RECORDS FOR THIS EXERCISE —
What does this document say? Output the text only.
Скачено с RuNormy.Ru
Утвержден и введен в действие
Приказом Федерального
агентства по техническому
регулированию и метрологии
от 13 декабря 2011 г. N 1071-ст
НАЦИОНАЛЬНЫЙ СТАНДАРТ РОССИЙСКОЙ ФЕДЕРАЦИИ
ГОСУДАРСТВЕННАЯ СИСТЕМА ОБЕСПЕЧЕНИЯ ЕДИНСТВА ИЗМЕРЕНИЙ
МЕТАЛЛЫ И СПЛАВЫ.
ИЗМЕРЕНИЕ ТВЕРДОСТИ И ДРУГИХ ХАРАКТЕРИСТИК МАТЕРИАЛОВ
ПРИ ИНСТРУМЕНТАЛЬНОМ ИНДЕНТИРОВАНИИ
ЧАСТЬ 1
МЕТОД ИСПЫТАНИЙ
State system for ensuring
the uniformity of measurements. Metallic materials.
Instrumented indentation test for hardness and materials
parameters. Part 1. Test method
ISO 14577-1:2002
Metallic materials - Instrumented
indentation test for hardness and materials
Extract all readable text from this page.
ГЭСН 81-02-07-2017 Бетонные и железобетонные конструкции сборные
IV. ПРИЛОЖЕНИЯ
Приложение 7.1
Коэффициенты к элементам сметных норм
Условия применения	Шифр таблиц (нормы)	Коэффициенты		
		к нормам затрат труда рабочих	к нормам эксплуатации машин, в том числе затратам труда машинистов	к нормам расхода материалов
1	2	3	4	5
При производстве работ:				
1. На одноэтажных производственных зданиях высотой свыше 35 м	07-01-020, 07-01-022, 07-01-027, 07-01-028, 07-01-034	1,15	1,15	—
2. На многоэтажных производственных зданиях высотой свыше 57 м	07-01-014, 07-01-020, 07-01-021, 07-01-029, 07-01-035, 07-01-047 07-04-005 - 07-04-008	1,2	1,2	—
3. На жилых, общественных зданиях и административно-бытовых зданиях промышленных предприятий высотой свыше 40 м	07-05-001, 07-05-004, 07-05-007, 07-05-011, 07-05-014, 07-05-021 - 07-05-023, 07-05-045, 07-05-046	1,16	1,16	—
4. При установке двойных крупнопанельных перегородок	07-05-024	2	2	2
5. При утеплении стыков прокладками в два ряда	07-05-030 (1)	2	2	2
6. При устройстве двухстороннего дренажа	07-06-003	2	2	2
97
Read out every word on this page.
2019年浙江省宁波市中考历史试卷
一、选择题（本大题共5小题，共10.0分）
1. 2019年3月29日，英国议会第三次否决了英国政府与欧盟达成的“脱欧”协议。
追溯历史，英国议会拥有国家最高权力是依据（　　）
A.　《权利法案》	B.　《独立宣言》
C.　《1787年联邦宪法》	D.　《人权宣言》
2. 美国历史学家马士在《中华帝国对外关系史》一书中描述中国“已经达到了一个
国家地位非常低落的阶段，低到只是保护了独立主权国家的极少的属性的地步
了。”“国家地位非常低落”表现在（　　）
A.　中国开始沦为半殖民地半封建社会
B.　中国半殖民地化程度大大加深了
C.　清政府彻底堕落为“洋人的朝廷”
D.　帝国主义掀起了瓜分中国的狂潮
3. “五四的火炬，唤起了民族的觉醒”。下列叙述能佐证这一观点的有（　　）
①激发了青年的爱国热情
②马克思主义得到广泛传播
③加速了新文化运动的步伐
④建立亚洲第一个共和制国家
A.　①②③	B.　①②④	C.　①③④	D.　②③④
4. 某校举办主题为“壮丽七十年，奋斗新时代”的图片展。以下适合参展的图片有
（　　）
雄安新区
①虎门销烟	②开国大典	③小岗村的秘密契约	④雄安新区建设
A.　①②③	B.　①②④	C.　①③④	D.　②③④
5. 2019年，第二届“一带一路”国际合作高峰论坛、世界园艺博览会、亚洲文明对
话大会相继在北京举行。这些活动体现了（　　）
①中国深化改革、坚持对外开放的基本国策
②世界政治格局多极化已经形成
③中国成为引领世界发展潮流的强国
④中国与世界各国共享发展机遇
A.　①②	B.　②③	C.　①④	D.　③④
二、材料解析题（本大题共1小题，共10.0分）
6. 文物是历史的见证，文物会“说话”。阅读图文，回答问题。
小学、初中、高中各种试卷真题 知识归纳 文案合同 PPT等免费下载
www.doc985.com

REQUEST — Reproduce the material above, every line of it, exactly.

EXPECTED ANSWER —
What does this document say? Output the text only.
Скачено с RuNormy.Ru
Утвержден и введен в действие
Приказом Федерального
агентства по техническому
регулированию и метрологии
от 13 декабря 2011 г. N 1071-ст
НАЦИОНАЛЬНЫЙ СТАНДАРТ РОССИЙСКОЙ ФЕДЕРАЦИИ
ГОСУДАРСТВЕННАЯ СИСТЕМА ОБЕСПЕЧЕНИЯ ЕДИНСТВА ИЗМЕРЕНИЙ
МЕТАЛЛЫ И СПЛАВЫ.
ИЗМЕРЕНИЕ ТВЕРДОСТИ И ДРУГИХ ХАРАКТЕРИСТИК МАТЕРИАЛОВ
ПРИ ИНСТРУМЕНТАЛЬНОМ ИНДЕНТИРОВАНИИ
ЧАСТЬ 1
МЕТОД ИСПЫТАНИЙ
State system for ensuring
the uniformity of measurements. Metallic materials.
Instrumented indentation test for hardness and materials
parameters. Part 1. Test method
ISO 14577-1:2002
Metallic materials - Instrumented
indentation test for hardness and materials
Extract all readable text from this page.
ГЭСН 81-02-07-2017 Бетонные и железобетонные конструкции сборные
IV. ПРИЛОЖЕНИЯ
Приложение 7.1
Коэффициенты к элементам сметных норм
Условия применения	Шифр таблиц (нормы)	Коэффициенты		
		к нормам затрат труда рабочих	к нормам эксплуатации машин, в том числе затратам труда машинистов	к нормам расхода материалов
1	2	3	4	5
При производстве работ:				
1. На одноэтажных производственных зданиях высотой свыше 35 м	07-01-020, 07-01-022, 07-01-027, 07-01-028, 07-01-034	1,15	1,15	—
2. На многоэтажных производственных зданиях высотой свыше 57 м	07-01-014, 07-01-020, 07-01-021, 07-01-029, 07-01-035, 07-01-047 07-04-005 - 07-04-008	1,2	1,2	—
3. На жилых, общественных зданиях и административно-бытовых зданиях промышленных предприятий высотой свыше 40 м	07-05-001, 07-05-004, 07-05-007, 07-05-011, 07-05-014, 07-05-021 - 07-05-023, 07-05-045, 07-05-046	1,16	1,16	—
4. При установке двойных крупнопанельных перегородок	07-05-024	2	2	2
5. При утеплении стыков прокладками в два ряда	07-05-030 (1)	2	2	2
6. При устройстве двухстороннего дренажа	07-06-003	2	2	2
97
Read out every word on this page.
2019年浙江省宁波市中考历史试卷
一、选择题（本大题共5小题，共10.0分）
1. 2019年3月29日，英国议会第三次否决了英国政府与欧盟达成的“脱欧”协议。
追溯历史，英国议会拥有国家最高权力是依据（　　）
A.　《权利法案》	B.　《独立宣言》
C.　《1787年联邦宪法》	D.　《人权宣言》
2. 美国历史学家马士在《中华帝国对外关系史》一书中描述中国“已经达到了一个
国家地位非常低落的阶段，低到只是保护了独立主权国家的极少的属性的地步
了。”“国家地位非常低落”表现在（　　）
A.　中国开始沦为半殖民地半封建社会
B.　中国半殖民地化程度大大加深了
C.　清政府彻底堕落为“洋人的朝廷”
D.　帝国主义掀起了瓜分中国的狂潮
3. “五四的火炬，唤起了民族的觉醒”。下列叙述能佐证这一观点的有（　　）
①激发了青年的爱国热情
②马克思主义得到广泛传播
③加速了新文化运动的步伐
④建立亚洲第一个共和制国家
A.　①②③	B.　①②④	C.　①③④	D.　②③④
4. 某校举办主题为“壮丽七十年，奋斗新时代”的图片展。以下适合参展的图片有
（　　）
雄安新区
①虎门销烟	②开国大典	③小岗村的秘密契约	④雄安新区建设
A.　①②③	B.　①②④	C.　①③④	D.　②③④
5. 2019年，第二届“一带一路”国际合作高峰论坛、世界园艺博览会、亚洲文明对
话大会相继在北京举行。这些活动体现了（　　）
①中国深化改革、坚持对外开放的基本国策
②世界政治格局多极化已经形成
③中国成为引领世界发展潮流的强国
④中国与世界各国共享发展机遇
A.　①②	B.　②③	C.　①④	D.　③④
二、材料解析题（本大题共1小题，共10.0分）
6. 文物是历史的见证，文物会“说话”。阅读图文，回答问题。
小学、初中、高中各种试卷真题 知识归纳 文案合同 PPT等免费下载
www.doc985.com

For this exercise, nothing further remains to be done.